╭─ Given data

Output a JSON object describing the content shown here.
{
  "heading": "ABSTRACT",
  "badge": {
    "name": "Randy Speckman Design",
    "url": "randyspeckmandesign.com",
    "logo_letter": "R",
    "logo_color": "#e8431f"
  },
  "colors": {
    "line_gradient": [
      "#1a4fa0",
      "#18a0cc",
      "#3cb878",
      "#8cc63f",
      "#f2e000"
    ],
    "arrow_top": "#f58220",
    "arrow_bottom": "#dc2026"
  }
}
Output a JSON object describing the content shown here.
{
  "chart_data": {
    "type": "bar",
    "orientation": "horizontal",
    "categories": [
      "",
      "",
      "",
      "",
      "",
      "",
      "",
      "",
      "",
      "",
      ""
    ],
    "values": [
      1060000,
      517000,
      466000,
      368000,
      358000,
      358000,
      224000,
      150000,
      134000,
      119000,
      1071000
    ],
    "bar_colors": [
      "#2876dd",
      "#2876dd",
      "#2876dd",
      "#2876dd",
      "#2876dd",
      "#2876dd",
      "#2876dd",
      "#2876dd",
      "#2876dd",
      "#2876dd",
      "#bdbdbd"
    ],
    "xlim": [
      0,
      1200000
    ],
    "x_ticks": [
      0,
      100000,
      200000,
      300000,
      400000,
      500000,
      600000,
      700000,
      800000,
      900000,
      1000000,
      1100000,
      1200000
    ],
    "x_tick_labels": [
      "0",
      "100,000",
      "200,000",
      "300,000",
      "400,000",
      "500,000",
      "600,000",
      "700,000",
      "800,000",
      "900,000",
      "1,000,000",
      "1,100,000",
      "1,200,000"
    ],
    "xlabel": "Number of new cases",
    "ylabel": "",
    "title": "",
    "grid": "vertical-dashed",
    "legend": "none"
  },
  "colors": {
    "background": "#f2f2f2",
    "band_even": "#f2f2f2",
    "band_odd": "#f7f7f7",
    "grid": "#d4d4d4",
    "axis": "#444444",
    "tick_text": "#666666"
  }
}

╰─

Copy out the whole listing exactly; please set it all down.

=== Solution for this task ===
Output a JSON object describing the content shown here.
{
  "heading": "ABSTRACT",
  "badge": {
    "name": "Randy Speckman Design",
    "url": "randyspeckmandesign.com",
    "logo_letter": "R",
    "logo_color": "#e8431f"
  },
  "colors": {
    "line_gradient": [
      "#1a4fa0",
      "#18a0cc",
      "#3cb878",
      "#8cc63f",
      "#f2e000"
    ],
    "arrow_top": "#f58220",
    "arrow_bottom": "#dc2026"
  }
}
Output a JSON object describing the content shown here.
{
  "chart_data": {
    "type": "bar",
    "orientation": "horizontal",
    "categories": [
      "",
      "",
      "",
      "",
      "",
      "",
      "",
      "",
      "",
      "",
      ""
    ],
    "values": [
      1060000,
      517000,
      466000,
      368000,
      358000,
      358000,
      224000,
      150000,
      134000,
      119000,
      1071000
    ],
    "bar_colors": [
      "#2876dd",
      "#2876dd",
      "#2876dd",
      "#2876dd",
      "#2876dd",
      "#2876dd",
      "#2876dd",
      "#2876dd",
      "#2876dd",
      "#2876dd",
      "#bdbdbd"
    ],
    "xlim": [
      0,
      1200000
    ],
    "x_ticks": [
      0,
      100000,
      200000,
      300000,
      400000,
      500000,
      600000,
      700000,
      800000,
      900000,
      1000000,
      1100000,
      1200000
    ],
    "x_tick_labels": [
      "0",
      "100,000",
      "200,000",
      "300,000",
      "400,000",
      "500,000",
      "600,000",
      "700,000",
      "800,000",
      "900,000",
      "1,000,000",
      "1,100,000",
      "1,200,000"
    ],
    "xlabel": "Number of new cases",
    "ylabel": "",
    "title": "",
    "grid": "vertical-dashed",
    "legend": "none"
  },
  "colors": {
    "background": "#f2f2f2",
    "band_even": "#f2f2f2",
    "band_odd": "#f7f7f7",
    "grid": "#d4d4d4",
    "axis": "#444444",
    "tick_text": "#666666"
  }
}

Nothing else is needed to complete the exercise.